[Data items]
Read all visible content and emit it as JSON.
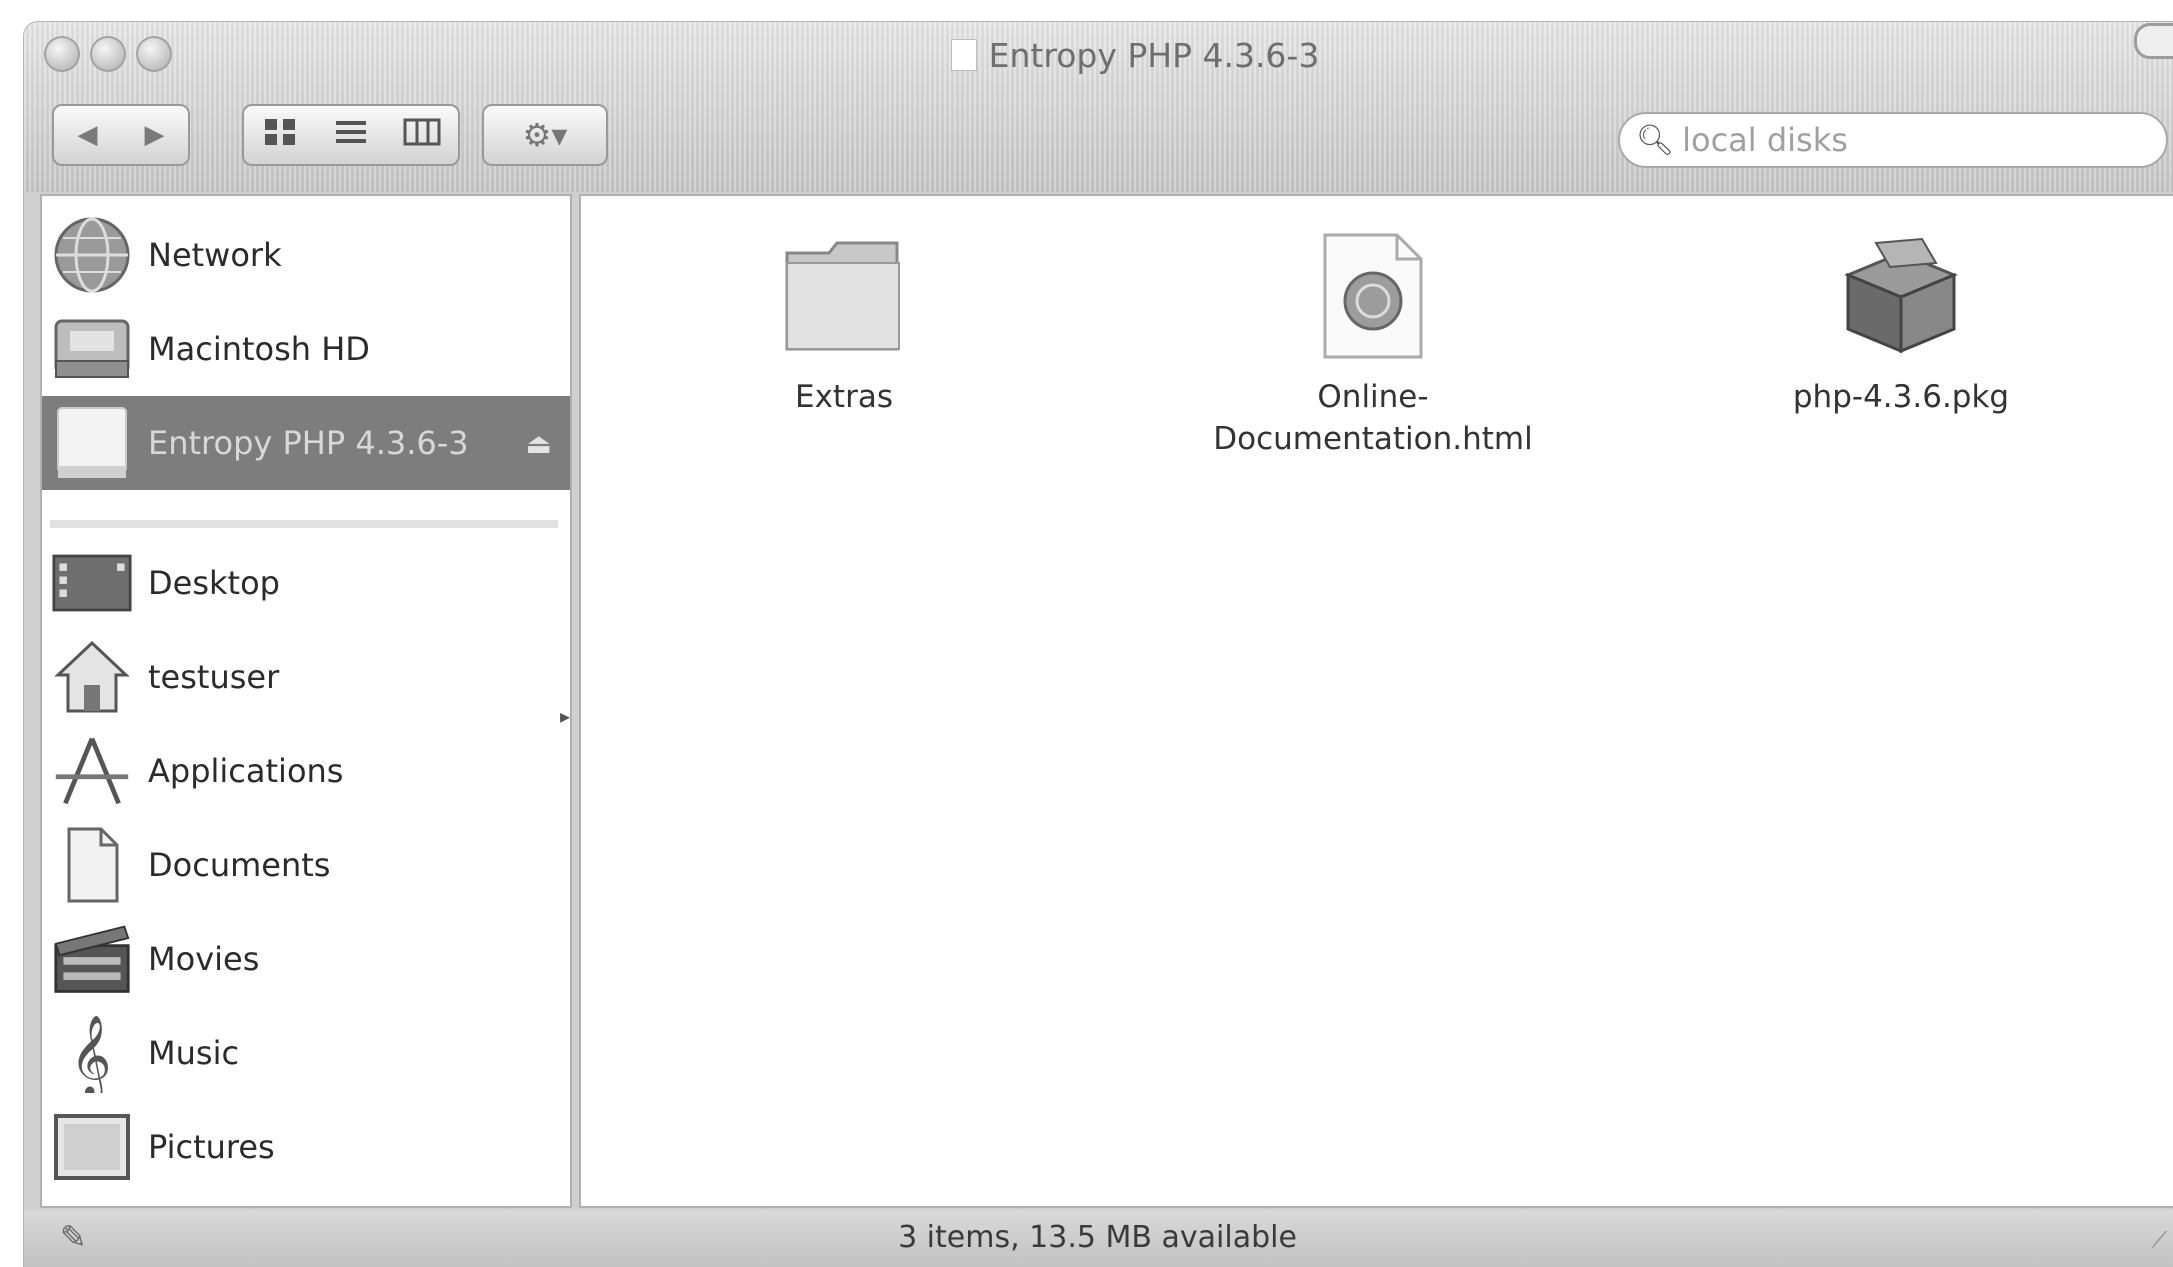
{
  "window": {
    "title": "Entropy PHP 4.3.6-3"
  },
  "toolbar": {
    "back_label": "◀",
    "forward_label": "▶",
    "views": [
      "icon-view",
      "list-view",
      "column-view"
    ],
    "action_label": "⚙▾",
    "search_placeholder": "local disks",
    "search_value": ""
  },
  "sidebar": {
    "devices": [
      {
        "label": "Network",
        "icon": "network-icon"
      },
      {
        "label": "Macintosh HD",
        "icon": "hard-disk-icon"
      },
      {
        "label": "Entropy PHP 4.3.6-3",
        "icon": "disk-image-icon",
        "selected": true,
        "eject": "⏏"
      }
    ],
    "places": [
      {
        "label": "Desktop",
        "icon": "desktop-icon"
      },
      {
        "label": "testuser",
        "icon": "home-icon"
      },
      {
        "label": "Applications",
        "icon": "applications-icon"
      },
      {
        "label": "Documents",
        "icon": "documents-icon"
      },
      {
        "label": "Movies",
        "icon": "movies-icon"
      },
      {
        "label": "Music",
        "icon": "music-icon"
      },
      {
        "label": "Pictures",
        "icon": "pictures-icon"
      }
    ]
  },
  "files": [
    {
      "name": "Extras",
      "icon": "folder-icon"
    },
    {
      "name": "Online-Documentation.html",
      "name_lines": [
        "Online-",
        "Documentation.html"
      ],
      "icon": "html-document-icon"
    },
    {
      "name": "php-4.3.6.pkg",
      "icon": "package-icon"
    }
  ],
  "status": {
    "text": "3 items, 13.5 MB available"
  }
}
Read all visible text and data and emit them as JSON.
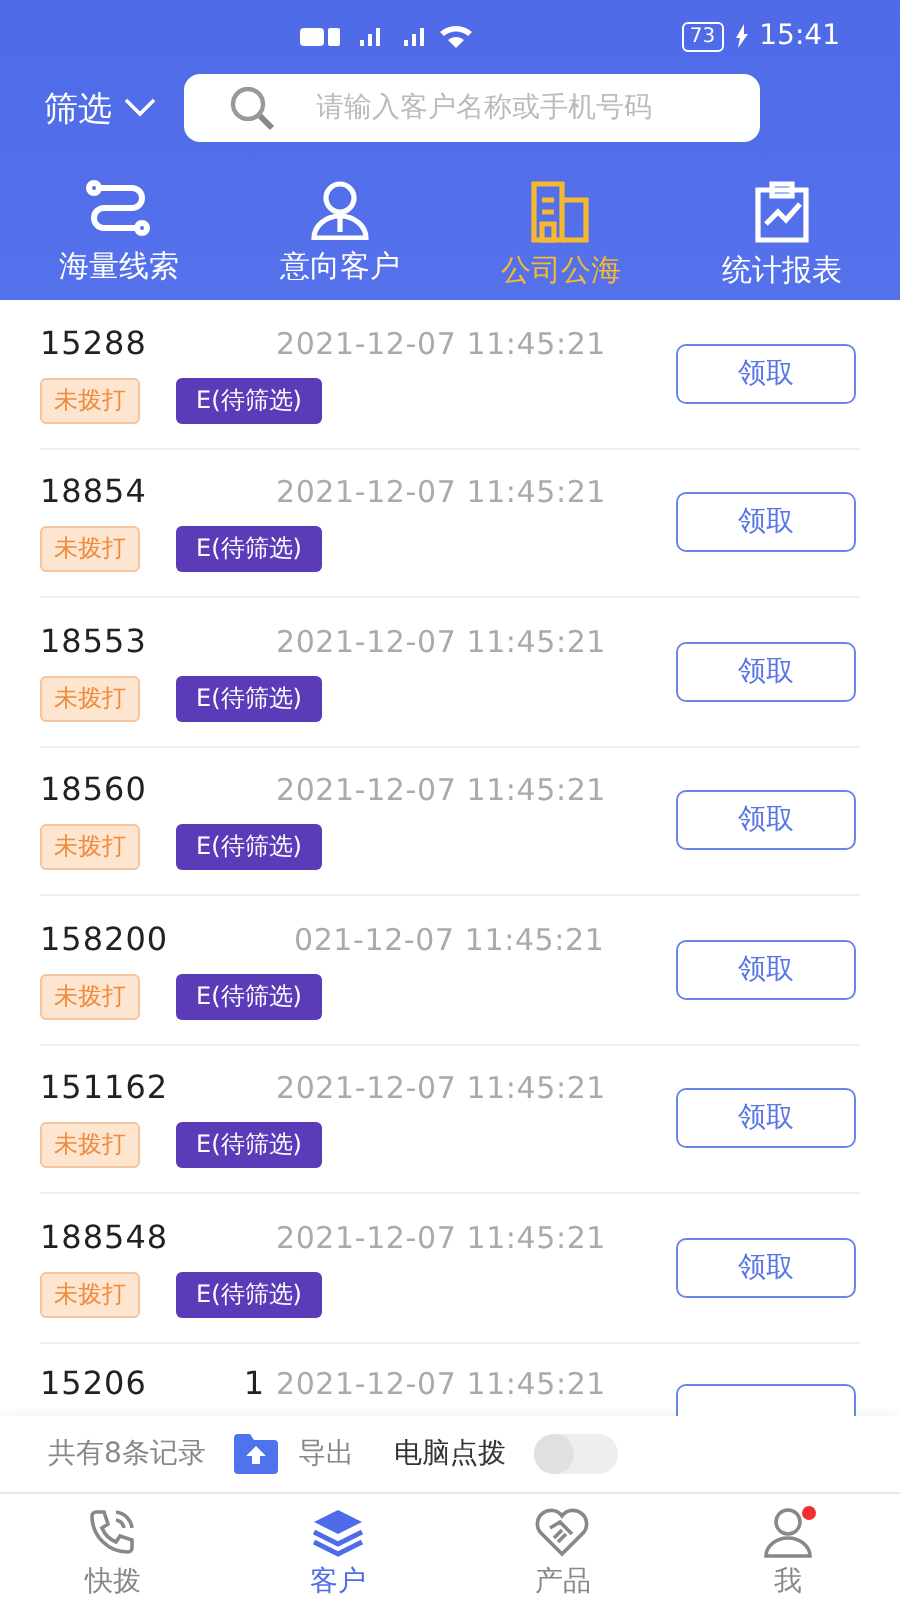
{
  "status_bar": {
    "battery": "73",
    "time": "15:41"
  },
  "header": {
    "filter": "筛选",
    "search": {
      "placeholder": "请输入客户名称或手机号码"
    }
  },
  "tabs": [
    {
      "label": "海量线索",
      "selected": false
    },
    {
      "label": "意向客户",
      "selected": false
    },
    {
      "label": "公司公海",
      "selected": true
    },
    {
      "label": "统计报表",
      "selected": false
    }
  ],
  "rows": [
    {
      "phone": "15288",
      "time": "2021-12-07 11:45:21",
      "call_status": "未拨打",
      "grade": "E(待筛选)",
      "action": "领取"
    },
    {
      "phone": "18854",
      "time": "2021-12-07 11:45:21",
      "call_status": "未拨打",
      "grade": "E(待筛选)",
      "action": "领取"
    },
    {
      "phone": "18553",
      "time": "2021-12-07 11:45:21",
      "call_status": "未拨打",
      "grade": "E(待筛选)",
      "action": "领取"
    },
    {
      "phone": "18560",
      "time": "2021-12-07 11:45:21",
      "call_status": "未拨打",
      "grade": "E(待筛选)",
      "action": "领取"
    },
    {
      "phone": "158200",
      "time": "021-12-07 11:45:21",
      "call_status": "未拨打",
      "grade": "E(待筛选)",
      "action": "领取"
    },
    {
      "phone": "151162",
      "time": "2021-12-07 11:45:21",
      "call_status": "未拨打",
      "grade": "E(待筛选)",
      "action": "领取"
    },
    {
      "phone": "188548",
      "time": "2021-12-07 11:45:21",
      "call_status": "未拨打",
      "grade": "E(待筛选)",
      "action": "领取"
    },
    {
      "phone": "15206",
      "phone_suffix": "1",
      "time": "2021-12-07 11:45:21"
    }
  ],
  "footer": {
    "count": "共有8条记录",
    "export": "导出",
    "pc_dial": "电脑点拨",
    "pc_dial_on": false
  },
  "nav": [
    {
      "label": "快拨",
      "selected": false,
      "badge": false
    },
    {
      "label": "客户",
      "selected": true,
      "badge": false
    },
    {
      "label": "产品",
      "selected": false,
      "badge": false
    },
    {
      "label": "我",
      "selected": false,
      "badge": true
    }
  ]
}
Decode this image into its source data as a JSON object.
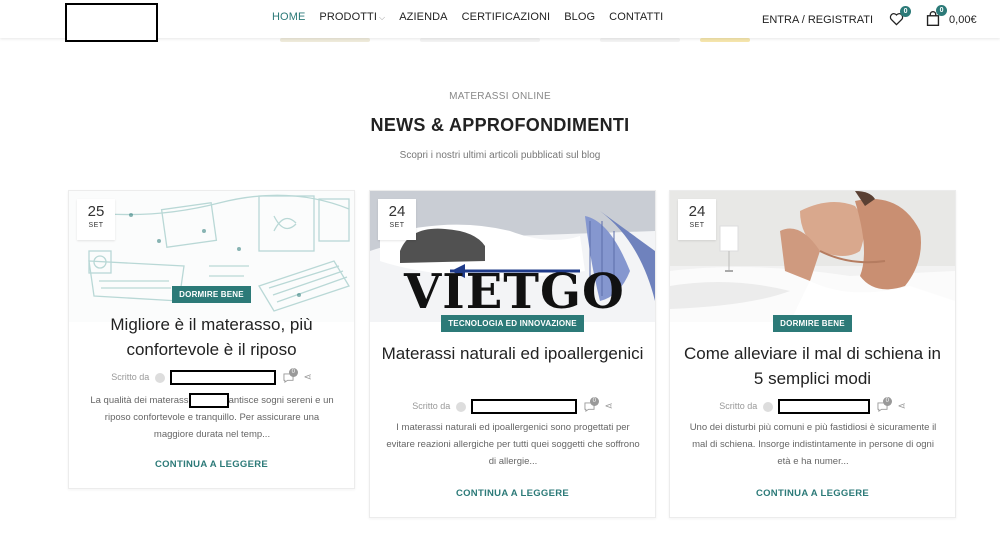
{
  "header": {
    "nav": [
      "HOME",
      "PRODOTTI",
      "AZIENDA",
      "CERTIFICAZIONI",
      "BLOG",
      "CONTATTI"
    ],
    "login": "ENTRA / REGISTRATI",
    "wishlist_count": "0",
    "cart_count": "0",
    "cart_total": "0,00€"
  },
  "section": {
    "eyebrow": "MATERASSI ONLINE",
    "title": "NEWS & APPROFONDIMENTI",
    "subtitle": "Scopri i nostri ultimi articoli pubblicati sul blog"
  },
  "posts": [
    {
      "day": "25",
      "month": "SET",
      "category": "DORMIRE BENE",
      "title": "Migliore è il materasso, più confortevole è il riposo",
      "author_label": "Scritto da",
      "comments": "0",
      "excerpt_a": "La qualità dei materass",
      "excerpt_b": "antisce sogni sereni e un riposo confortevole e tranquillo. Per assicurare una maggiore durata nel temp...",
      "more": "CONTINUA A LEGGERE"
    },
    {
      "day": "24",
      "month": "SET",
      "category": "TECNOLOGIA ED INNOVAZIONE",
      "title": "Materassi naturali ed ipoallergenici",
      "author_label": "Scritto da",
      "comments": "0",
      "excerpt": "I materassi naturali ed ipoallergenici sono progettati per evitare reazioni allergiche per tutti quei soggetti che soffrono di allergie...",
      "more": "CONTINUA A LEGGERE"
    },
    {
      "day": "24",
      "month": "SET",
      "category": "DORMIRE BENE",
      "title": "Come alleviare il mal di schiena in 5 semplici modi",
      "author_label": "Scritto da",
      "comments": "0",
      "excerpt": "Uno dei disturbi più comuni e più fastidiosi è sicuramente il mal di schiena. Insorge indistintamente in persone di ogni età e ha numer...",
      "more": "CONTINUA A LEGGERE"
    }
  ],
  "watermark": "VIETGO",
  "colors": {
    "accent": "#2c7a78"
  }
}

Exercise - Among the entries, how many lines contain the string "ipoallergenici"? Give the number without anything else.

Task response - 2